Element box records
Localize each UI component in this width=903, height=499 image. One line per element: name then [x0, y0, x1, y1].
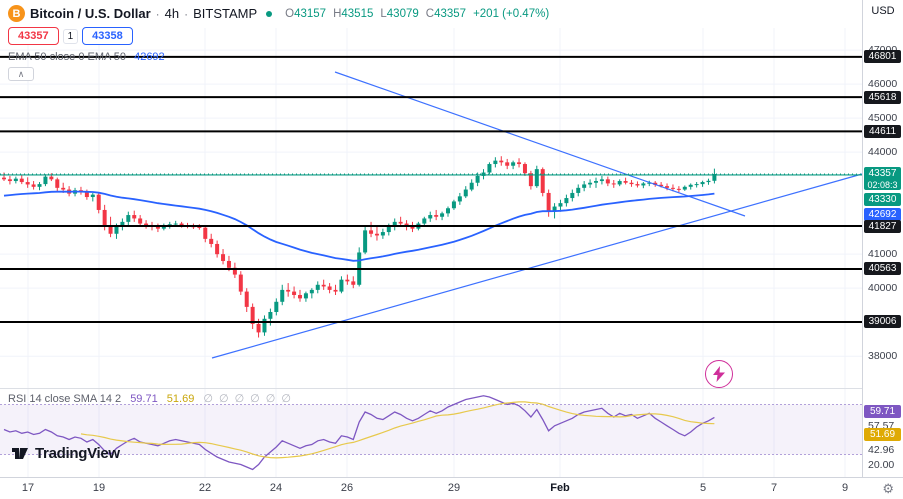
price-axis-badge: 45618	[864, 91, 901, 104]
price-axis-badge: 39006	[864, 315, 901, 328]
time-tick-label[interactable]: 22	[198, 482, 212, 494]
close-value: C43357	[425, 7, 467, 20]
rsi-tick-label: 42.96	[868, 444, 895, 456]
time-tick-label[interactable]: 17	[21, 482, 35, 494]
countdown-timer: 02:08:3	[867, 180, 898, 190]
gear-icon[interactable]: ⚙	[882, 481, 894, 496]
pane-divider[interactable]	[0, 388, 862, 389]
price-tick-label: 40000	[868, 282, 898, 295]
lightning-icon	[713, 366, 725, 382]
currency-label[interactable]: USD	[871, 5, 895, 17]
price-change: +201 (+0.47%)	[473, 7, 550, 20]
price-tick-label: 45000	[868, 112, 898, 125]
rsi-sma-value: 51.69	[166, 393, 195, 405]
ema-legend-text: EMA 50 close 0 EMA 50	[8, 51, 127, 63]
rsi-axis-badge: 59.71	[864, 405, 901, 418]
price-axis-badge: 44611	[864, 125, 901, 138]
hidden-value-icon[interactable]: ∅	[250, 393, 260, 405]
time-tick-label[interactable]: 29	[447, 482, 461, 494]
sell-price-button[interactable]: 43357	[8, 27, 59, 45]
ema-legend-value: 42692	[134, 51, 165, 63]
bitcoin-icon: B	[8, 5, 25, 22]
price-axis-badge: 43357 02:08:3	[864, 167, 901, 190]
collapse-indicators-button[interactable]: ∧	[8, 67, 34, 81]
time-tick-label[interactable]: 5	[699, 482, 707, 494]
hidden-value-icon[interactable]: ∅	[234, 393, 245, 405]
separator-dot: ·	[155, 6, 160, 21]
hidden-values-group: ∅ ∅ ∅ ∅ ∅ ∅	[197, 393, 291, 405]
hidden-value-icon[interactable]: ∅	[265, 393, 276, 405]
time-tick-label[interactable]: 19	[92, 482, 106, 494]
buy-price-button[interactable]: 43358	[82, 27, 133, 45]
hidden-value-icon[interactable]: ∅	[218, 393, 229, 405]
rsi-indicator-legend[interactable]: RSI 14 close SMA 14 2 59.71 51.69 ∅ ∅ ∅ ∅ ∅ ∅	[8, 392, 291, 405]
hidden-value-icon[interactable]: ∅	[203, 393, 213, 405]
hidden-value-icon[interactable]: ∅	[281, 393, 291, 405]
open-value: O43157	[285, 7, 327, 20]
logo-text: TradingView	[35, 444, 120, 462]
time-tick-label[interactable]: 9	[841, 482, 849, 494]
time-tick-label[interactable]: 7	[770, 482, 778, 494]
symbol-title[interactable]: Bitcoin / U.S. Dollar	[30, 6, 151, 21]
price-axis-badge: 43330	[864, 193, 901, 206]
exchange-label[interactable]: BITSTAMP	[193, 6, 258, 21]
time-tick-label[interactable]: Feb	[550, 482, 570, 494]
market-open-dot[interactable]	[266, 10, 273, 17]
time-tick-label[interactable]: 24	[269, 482, 283, 494]
price-axis[interactable]: USD 470004600045000440004100040000380004…	[862, 0, 903, 477]
tradingview-logo[interactable]: TradingView	[10, 444, 120, 462]
price-axis-badge: 40563	[864, 262, 901, 275]
rsi-legend-text: RSI 14 close SMA 14 2	[8, 393, 122, 405]
ema-indicator-legend[interactable]: EMA 50 close 0 EMA 50 42692	[8, 51, 165, 63]
price-axis-badge: 41827	[864, 220, 901, 233]
spread-value: 1	[62, 28, 79, 44]
separator-dot: ·	[184, 6, 189, 21]
rsi-axis-badge: 51.69	[864, 428, 901, 441]
price-axis-badge: 46801	[864, 50, 901, 63]
rsi-legend-value: 59.71	[130, 393, 158, 405]
order-panel: 43357 1 43358	[8, 27, 133, 45]
ohlc-readout: O43157 H43515 L43079 C43357	[285, 8, 466, 20]
chevron-up-icon: ∧	[17, 68, 25, 79]
price-tick-label: 41000	[868, 248, 898, 261]
rsi-tick-label: 20.00	[868, 459, 895, 471]
high-value: H43515	[333, 7, 374, 20]
low-value: L43079	[380, 7, 419, 20]
lightning-button[interactable]	[705, 360, 733, 388]
price-tick-label: 46000	[868, 78, 898, 91]
tradingview-logo-icon	[12, 448, 28, 459]
symbol-toolbar: B Bitcoin / U.S. Dollar · 4h · BITSTAMP …	[8, 5, 549, 22]
time-axis[interactable]: ⚙ 17 19 22 24 26 29 Feb 5 7 9	[0, 477, 903, 499]
time-tick-label[interactable]: 26	[340, 482, 354, 494]
price-tick-label: 38000	[868, 350, 898, 363]
price-tick-label: 44000	[868, 146, 898, 159]
price-axis-badge: 42692	[864, 208, 901, 221]
interval-label[interactable]: 4h	[164, 6, 180, 21]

◆ What is expected: Which lines of the material contain the string "close" with the same capitalization? Gather each of them and copy it out in full.

◆ Exercise answer:
close-value: C43357	[425, 7, 467, 20]
ema-legend-text: EMA 50 close 0 EMA 50	[8, 51, 127, 63]
rsi-indicator-legend[interactable]: RSI 14 close SMA 14 2 59.71 51.69 ∅ ∅ ∅ ∅ ∅ ∅	[8, 392, 291, 405]
rsi-legend-text: RSI 14 close SMA 14 2	[8, 393, 122, 405]
ema-indicator-legend[interactable]: EMA 50 close 0 EMA 50 42692	[8, 51, 165, 63]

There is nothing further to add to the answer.